(Dataset rows about figures)
● ● ● ●
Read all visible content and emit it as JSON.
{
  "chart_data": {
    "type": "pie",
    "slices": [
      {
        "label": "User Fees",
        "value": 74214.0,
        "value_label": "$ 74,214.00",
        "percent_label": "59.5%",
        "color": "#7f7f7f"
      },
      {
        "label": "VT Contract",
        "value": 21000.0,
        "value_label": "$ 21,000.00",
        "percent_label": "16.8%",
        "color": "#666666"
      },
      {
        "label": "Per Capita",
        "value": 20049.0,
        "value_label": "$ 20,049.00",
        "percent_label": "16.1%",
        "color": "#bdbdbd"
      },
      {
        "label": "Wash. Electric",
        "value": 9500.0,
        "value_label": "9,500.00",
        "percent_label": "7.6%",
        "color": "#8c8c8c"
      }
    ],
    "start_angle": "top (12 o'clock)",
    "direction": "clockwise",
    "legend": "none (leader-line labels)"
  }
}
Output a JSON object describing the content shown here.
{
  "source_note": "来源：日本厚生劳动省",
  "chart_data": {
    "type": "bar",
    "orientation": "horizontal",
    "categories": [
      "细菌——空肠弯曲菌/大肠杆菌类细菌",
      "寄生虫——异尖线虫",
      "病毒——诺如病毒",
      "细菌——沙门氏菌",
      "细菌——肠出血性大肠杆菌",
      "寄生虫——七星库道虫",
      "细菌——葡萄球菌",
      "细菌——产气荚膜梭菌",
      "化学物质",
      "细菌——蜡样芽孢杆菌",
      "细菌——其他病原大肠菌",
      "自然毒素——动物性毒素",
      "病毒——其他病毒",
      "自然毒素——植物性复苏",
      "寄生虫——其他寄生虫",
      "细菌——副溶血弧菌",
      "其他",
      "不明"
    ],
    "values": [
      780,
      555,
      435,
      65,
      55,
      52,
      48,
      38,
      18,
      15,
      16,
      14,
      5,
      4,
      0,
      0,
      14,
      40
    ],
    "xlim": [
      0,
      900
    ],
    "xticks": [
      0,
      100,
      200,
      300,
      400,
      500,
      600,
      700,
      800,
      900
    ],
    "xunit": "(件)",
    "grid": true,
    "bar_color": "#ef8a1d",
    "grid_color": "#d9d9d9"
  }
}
● ● ● ●
▸ WHAT YOU WILL DO
Copy out all of the lines above exactly.

▸ EXPECTED OUTPUT
Read all visible content and emit it as JSON.
{
  "chart_data": {
    "type": "pie",
    "slices": [
      {
        "label": "User Fees",
        "value": 74214.0,
        "value_label": "$ 74,214.00",
        "percent_label": "59.5%",
        "color": "#7f7f7f"
      },
      {
        "label": "VT Contract",
        "value": 21000.0,
        "value_label": "$ 21,000.00",
        "percent_label": "16.8%",
        "color": "#666666"
      },
      {
        "label": "Per Capita",
        "value": 20049.0,
        "value_label": "$ 20,049.00",
        "percent_label": "16.1%",
        "color": "#bdbdbd"
      },
      {
        "label": "Wash. Electric",
        "value": 9500.0,
        "value_label": "9,500.00",
        "percent_label": "7.6%",
        "color": "#8c8c8c"
      }
    ],
    "start_angle": "top (12 o'clock)",
    "direction": "clockwise",
    "legend": "none (leader-line labels)"
  }
}
Output a JSON object describing the content shown here.
{
  "source_note": "来源：日本厚生劳动省",
  "chart_data": {
    "type": "bar",
    "orientation": "horizontal",
    "categories": [
      "细菌——空肠弯曲菌/大肠杆菌类细菌",
      "寄生虫——异尖线虫",
      "病毒——诺如病毒",
      "细菌——沙门氏菌",
      "细菌——肠出血性大肠杆菌",
      "寄生虫——七星库道虫",
      "细菌——葡萄球菌",
      "细菌——产气荚膜梭菌",
      "化学物质",
      "细菌——蜡样芽孢杆菌",
      "细菌——其他病原大肠菌",
      "自然毒素——动物性毒素",
      "病毒——其他病毒",
      "自然毒素——植物性复苏",
      "寄生虫——其他寄生虫",
      "细菌——副溶血弧菌",
      "其他",
      "不明"
    ],
    "values": [
      780,
      555,
      435,
      65,
      55,
      52,
      48,
      38,
      18,
      15,
      16,
      14,
      5,
      4,
      0,
      0,
      14,
      40
    ],
    "xlim": [
      0,
      900
    ],
    "xticks": [
      0,
      100,
      200,
      300,
      400,
      500,
      600,
      700,
      800,
      900
    ],
    "xunit": "(件)",
    "grid": true,
    "bar_color": "#ef8a1d",
    "grid_color": "#d9d9d9"
  }
}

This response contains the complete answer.